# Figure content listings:
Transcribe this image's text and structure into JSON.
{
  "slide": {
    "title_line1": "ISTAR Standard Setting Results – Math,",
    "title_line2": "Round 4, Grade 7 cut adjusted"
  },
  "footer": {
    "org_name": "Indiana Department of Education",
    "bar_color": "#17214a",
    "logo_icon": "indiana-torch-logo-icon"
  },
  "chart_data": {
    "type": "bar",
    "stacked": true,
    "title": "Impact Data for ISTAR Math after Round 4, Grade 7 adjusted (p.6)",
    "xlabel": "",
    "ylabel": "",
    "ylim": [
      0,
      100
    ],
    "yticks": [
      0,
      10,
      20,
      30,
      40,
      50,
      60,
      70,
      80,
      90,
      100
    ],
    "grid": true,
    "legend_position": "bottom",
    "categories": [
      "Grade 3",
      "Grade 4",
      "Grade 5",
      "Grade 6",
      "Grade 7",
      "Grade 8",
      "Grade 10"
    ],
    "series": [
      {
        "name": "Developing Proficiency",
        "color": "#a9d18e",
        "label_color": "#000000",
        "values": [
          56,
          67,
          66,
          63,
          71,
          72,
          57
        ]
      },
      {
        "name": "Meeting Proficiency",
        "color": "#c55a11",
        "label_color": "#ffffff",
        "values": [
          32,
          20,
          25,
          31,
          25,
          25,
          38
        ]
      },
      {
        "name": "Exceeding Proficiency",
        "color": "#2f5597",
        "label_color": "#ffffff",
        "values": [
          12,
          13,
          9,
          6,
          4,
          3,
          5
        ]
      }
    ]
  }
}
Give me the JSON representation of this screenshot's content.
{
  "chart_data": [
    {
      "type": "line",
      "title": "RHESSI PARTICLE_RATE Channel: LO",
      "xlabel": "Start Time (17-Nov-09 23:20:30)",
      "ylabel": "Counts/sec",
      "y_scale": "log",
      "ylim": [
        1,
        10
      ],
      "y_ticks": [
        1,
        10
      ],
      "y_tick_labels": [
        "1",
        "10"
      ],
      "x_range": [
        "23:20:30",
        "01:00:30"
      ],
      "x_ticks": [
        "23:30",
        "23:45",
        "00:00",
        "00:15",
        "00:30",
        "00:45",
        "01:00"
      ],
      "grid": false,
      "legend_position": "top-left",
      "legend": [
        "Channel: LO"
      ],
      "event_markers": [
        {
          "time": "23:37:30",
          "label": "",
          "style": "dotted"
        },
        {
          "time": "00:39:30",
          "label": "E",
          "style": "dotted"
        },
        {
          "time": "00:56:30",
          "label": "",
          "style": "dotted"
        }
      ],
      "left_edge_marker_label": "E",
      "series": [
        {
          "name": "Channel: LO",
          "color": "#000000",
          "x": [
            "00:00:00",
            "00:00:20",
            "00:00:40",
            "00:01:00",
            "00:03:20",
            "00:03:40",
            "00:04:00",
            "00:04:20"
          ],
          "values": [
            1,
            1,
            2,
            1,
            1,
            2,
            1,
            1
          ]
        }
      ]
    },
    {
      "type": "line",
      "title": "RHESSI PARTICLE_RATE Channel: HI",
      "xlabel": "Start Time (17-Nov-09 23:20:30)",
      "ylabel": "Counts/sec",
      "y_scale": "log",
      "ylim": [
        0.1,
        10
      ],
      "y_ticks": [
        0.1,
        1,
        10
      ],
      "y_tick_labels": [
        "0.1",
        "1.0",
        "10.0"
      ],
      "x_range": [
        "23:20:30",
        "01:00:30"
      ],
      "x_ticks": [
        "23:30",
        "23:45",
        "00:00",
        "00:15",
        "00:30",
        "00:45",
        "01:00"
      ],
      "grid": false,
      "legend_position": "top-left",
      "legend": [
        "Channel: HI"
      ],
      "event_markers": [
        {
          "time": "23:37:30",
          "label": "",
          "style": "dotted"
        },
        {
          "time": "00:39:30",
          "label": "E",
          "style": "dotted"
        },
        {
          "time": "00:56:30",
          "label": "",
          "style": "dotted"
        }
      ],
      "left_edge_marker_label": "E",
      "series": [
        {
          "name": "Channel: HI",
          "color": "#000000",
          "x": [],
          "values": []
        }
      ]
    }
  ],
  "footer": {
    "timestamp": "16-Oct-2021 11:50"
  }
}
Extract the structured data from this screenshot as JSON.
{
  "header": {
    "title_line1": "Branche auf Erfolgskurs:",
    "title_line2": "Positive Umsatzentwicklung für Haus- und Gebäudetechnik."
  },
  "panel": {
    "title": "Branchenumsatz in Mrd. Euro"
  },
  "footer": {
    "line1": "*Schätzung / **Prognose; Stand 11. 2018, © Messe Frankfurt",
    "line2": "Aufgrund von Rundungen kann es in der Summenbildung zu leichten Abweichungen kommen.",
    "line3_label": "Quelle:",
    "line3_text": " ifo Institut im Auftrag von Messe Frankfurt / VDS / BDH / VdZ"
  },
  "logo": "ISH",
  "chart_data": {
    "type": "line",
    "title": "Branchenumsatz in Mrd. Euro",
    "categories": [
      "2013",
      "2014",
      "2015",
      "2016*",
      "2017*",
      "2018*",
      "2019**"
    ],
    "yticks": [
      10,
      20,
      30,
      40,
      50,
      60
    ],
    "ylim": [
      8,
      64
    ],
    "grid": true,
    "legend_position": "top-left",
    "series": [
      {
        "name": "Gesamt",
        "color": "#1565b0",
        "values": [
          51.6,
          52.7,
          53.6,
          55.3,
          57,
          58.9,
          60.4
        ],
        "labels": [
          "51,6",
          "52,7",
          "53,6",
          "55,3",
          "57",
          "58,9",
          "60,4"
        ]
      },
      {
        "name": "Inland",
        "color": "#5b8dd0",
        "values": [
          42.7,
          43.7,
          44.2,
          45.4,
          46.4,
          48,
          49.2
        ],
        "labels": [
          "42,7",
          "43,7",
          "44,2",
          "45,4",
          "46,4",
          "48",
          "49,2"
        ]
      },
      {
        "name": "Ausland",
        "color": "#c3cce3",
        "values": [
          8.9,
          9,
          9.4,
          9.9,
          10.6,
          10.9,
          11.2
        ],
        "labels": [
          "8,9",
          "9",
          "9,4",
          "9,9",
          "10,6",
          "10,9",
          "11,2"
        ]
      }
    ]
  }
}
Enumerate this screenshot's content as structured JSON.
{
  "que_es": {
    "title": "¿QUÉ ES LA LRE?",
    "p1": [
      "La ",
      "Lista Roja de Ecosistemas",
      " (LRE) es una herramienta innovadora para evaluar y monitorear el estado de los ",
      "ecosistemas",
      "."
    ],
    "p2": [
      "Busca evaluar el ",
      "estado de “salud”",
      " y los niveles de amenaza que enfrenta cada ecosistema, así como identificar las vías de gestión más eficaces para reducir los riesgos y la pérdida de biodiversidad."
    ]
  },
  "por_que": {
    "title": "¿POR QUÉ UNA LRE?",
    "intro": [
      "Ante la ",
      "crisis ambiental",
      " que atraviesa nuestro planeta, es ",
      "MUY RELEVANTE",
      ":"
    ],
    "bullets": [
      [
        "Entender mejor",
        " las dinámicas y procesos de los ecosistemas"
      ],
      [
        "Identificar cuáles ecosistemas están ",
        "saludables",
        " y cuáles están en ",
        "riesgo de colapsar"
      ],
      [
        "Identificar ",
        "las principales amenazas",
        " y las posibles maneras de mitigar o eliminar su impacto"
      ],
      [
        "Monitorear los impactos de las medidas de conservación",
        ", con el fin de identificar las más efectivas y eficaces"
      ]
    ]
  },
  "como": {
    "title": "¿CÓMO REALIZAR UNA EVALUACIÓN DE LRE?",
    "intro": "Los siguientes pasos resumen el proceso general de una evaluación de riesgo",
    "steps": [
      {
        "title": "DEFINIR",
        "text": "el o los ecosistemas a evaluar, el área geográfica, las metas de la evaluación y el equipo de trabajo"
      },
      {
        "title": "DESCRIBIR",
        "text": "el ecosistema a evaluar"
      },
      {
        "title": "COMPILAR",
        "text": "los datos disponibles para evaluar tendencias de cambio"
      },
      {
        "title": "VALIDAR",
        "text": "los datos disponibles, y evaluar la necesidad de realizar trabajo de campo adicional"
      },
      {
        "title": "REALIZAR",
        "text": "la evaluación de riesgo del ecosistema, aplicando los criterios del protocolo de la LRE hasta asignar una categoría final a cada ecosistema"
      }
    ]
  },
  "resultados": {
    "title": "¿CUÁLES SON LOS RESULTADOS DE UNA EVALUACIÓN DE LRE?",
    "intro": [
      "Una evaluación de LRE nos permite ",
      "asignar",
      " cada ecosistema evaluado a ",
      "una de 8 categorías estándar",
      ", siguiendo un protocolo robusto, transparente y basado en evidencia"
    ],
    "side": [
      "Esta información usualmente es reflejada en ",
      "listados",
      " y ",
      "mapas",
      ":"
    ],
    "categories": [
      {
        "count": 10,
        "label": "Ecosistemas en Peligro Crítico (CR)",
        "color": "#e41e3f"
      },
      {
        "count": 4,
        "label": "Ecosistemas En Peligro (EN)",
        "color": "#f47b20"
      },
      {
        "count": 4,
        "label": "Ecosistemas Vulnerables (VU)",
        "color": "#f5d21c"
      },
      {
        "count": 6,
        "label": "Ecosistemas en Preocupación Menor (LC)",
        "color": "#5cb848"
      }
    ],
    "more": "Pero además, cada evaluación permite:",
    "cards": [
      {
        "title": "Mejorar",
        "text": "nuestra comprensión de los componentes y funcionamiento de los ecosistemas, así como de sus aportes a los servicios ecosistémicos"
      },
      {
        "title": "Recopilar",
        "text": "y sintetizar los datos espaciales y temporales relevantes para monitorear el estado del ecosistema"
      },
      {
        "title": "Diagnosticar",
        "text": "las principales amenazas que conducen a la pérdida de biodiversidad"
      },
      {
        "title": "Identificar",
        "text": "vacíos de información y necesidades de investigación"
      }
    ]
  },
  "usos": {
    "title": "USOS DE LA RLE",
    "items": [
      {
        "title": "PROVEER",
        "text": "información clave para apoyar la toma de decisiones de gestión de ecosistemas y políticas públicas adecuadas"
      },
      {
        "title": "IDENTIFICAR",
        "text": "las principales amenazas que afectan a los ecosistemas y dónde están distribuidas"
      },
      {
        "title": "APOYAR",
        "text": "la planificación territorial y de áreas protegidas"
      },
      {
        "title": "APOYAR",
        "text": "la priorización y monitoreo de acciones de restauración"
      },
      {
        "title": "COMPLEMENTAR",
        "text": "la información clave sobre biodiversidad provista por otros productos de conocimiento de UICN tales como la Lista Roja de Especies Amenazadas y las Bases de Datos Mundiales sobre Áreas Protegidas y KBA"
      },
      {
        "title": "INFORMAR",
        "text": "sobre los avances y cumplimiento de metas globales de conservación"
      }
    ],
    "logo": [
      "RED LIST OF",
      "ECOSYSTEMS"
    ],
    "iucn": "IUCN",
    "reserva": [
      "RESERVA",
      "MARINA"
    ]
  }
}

# Problem details:
Which lines above contain "clave"? Show each of them.

# Solved problem:
        "text": "información clave para apoyar la toma de decisiones de gestión de ecosistemas y políticas públicas adecuadas"
        "text": "la información clave sobre biodiversidad provista por otros productos de conocimiento de UICN tales como la Lista Roja de Especies Amenazadas y las Bases de Datos Mundiales sobre Áreas Protegidas y KBA"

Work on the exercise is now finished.